• _Input_

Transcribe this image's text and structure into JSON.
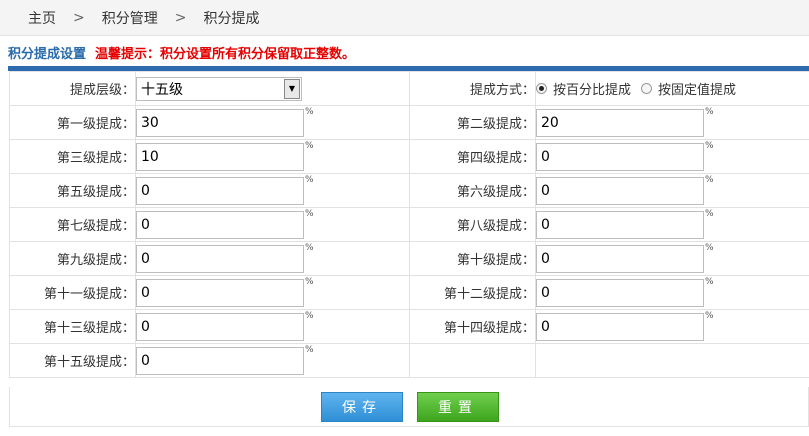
{
  "breadcrumb": {
    "home": "主页",
    "sep": ">",
    "level1": "积分管理",
    "level2": "积分提成"
  },
  "section": {
    "title": "积分提成设置",
    "tip": "温馨提示：积分设置所有积分保留取正整数。"
  },
  "form": {
    "level_label": "提成层级：",
    "level_value": "十五级",
    "method_label": "提成方式：",
    "method_options": [
      "按百分比提成",
      "按固定值提成"
    ],
    "method_selected": "按百分比提成",
    "percent_sign": "%",
    "rows": [
      {
        "left_label": "第一级提成：",
        "left_value": "30",
        "right_label": "第二级提成：",
        "right_value": "20"
      },
      {
        "left_label": "第三级提成：",
        "left_value": "10",
        "right_label": "第四级提成：",
        "right_value": "0"
      },
      {
        "left_label": "第五级提成：",
        "left_value": "0",
        "right_label": "第六级提成：",
        "right_value": "0"
      },
      {
        "left_label": "第七级提成：",
        "left_value": "0",
        "right_label": "第八级提成：",
        "right_value": "0"
      },
      {
        "left_label": "第九级提成：",
        "left_value": "0",
        "right_label": "第十级提成：",
        "right_value": "0"
      },
      {
        "left_label": "第十一级提成：",
        "left_value": "0",
        "right_label": "第十二级提成：",
        "right_value": "0"
      },
      {
        "left_label": "第十三级提成：",
        "left_value": "0",
        "right_label": "第十四级提成：",
        "right_value": "0"
      },
      {
        "left_label": "第十五级提成：",
        "left_value": "0"
      }
    ]
  },
  "buttons": {
    "save": "保存",
    "reset": "重置"
  }
}
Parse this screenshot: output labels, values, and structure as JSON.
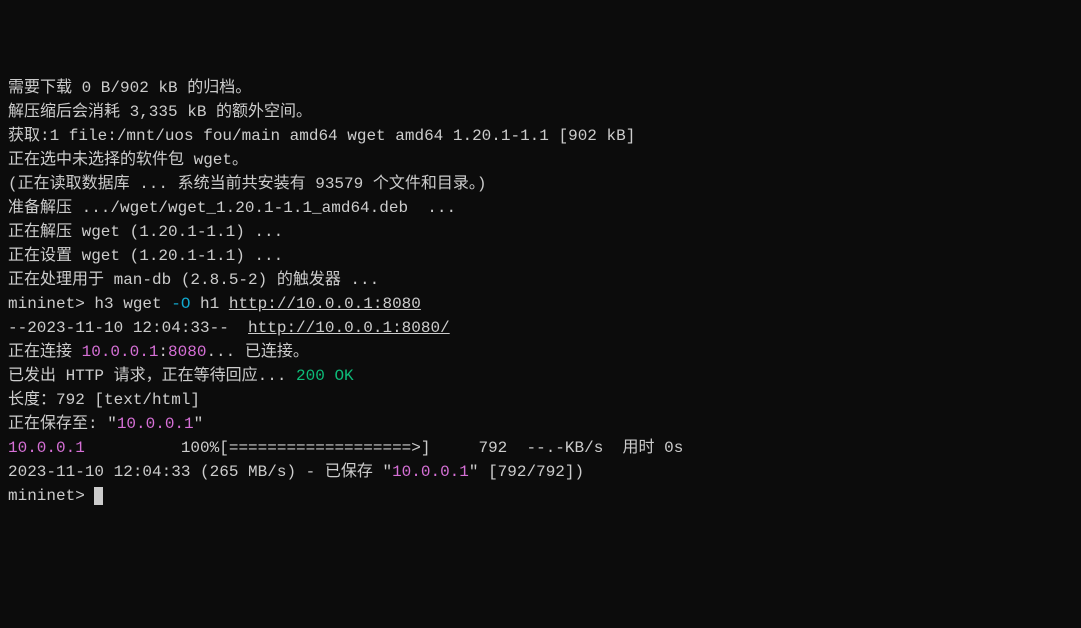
{
  "lines": {
    "l1": "需要下载 0 B/902 kB 的归档。",
    "l2": "解压缩后会消耗 3,335 kB 的额外空间。",
    "l3": "获取:1 file:/mnt/uos fou/main amd64 wget amd64 1.20.1-1.1 [902 kB]",
    "l4": "正在选中未选择的软件包 wget。",
    "l5": "(正在读取数据库 ... 系统当前共安装有 93579 个文件和目录。)",
    "l6": "准备解压 .../wget/wget_1.20.1-1.1_amd64.deb  ...",
    "l7": "正在解压 wget (1.20.1-1.1) ...",
    "l8": "正在设置 wget (1.20.1-1.1) ...",
    "l9": "正在处理用于 man-db (2.8.5-2) 的触发器 ...",
    "l10a": "mininet> ",
    "l10b": "h3 wget ",
    "l10c": "-O",
    "l10d": " h1 ",
    "l10e": "http://10.0.0.1:8080",
    "l11a": "--2023-11-10 12:04:33--  ",
    "l11b": "http://10.0.0.1:8080/",
    "l12a": "正在连接 ",
    "l12b": "10.0.0.1",
    "l12c": ":",
    "l12d": "8080",
    "l12e": "... 已连接。",
    "l13a": "已发出 HTTP 请求，正在等待回应... ",
    "l13b": "200 OK",
    "l14": "长度：792 [text/html]",
    "l15a": "正在保存至: \"",
    "l15b": "10.0.0.1",
    "l15c": "\"",
    "blank1": "",
    "l16a": "10.0.0.1",
    "l16b": "          100%[===================>]     792  --.-KB/s  用时 0s",
    "blank2": "",
    "l17a": "2023-11-10 12:04:33 (265 MB/s) - 已保存 \"",
    "l17b": "10.0.0.1",
    "l17c": "\" [792/792])",
    "blank3": "",
    "l18": "mininet> "
  }
}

• _Problem to work on_
Search the data for "wget". Copy every matching line.

• _Task output_
    "l3": "获取:1 file:/mnt/uos fou/main amd64 wget amd64 1.20.1-1.1 [902 kB]",
    "l4": "正在选中未选择的软件包 wget。",
    "l6": "准备解压 .../wget/wget_1.20.1-1.1_amd64.deb  ...",
    "l7": "正在解压 wget (1.20.1-1.1) ...",
    "l8": "正在设置 wget (1.20.1-1.1) ...",
    "l10b": "h3 wget ",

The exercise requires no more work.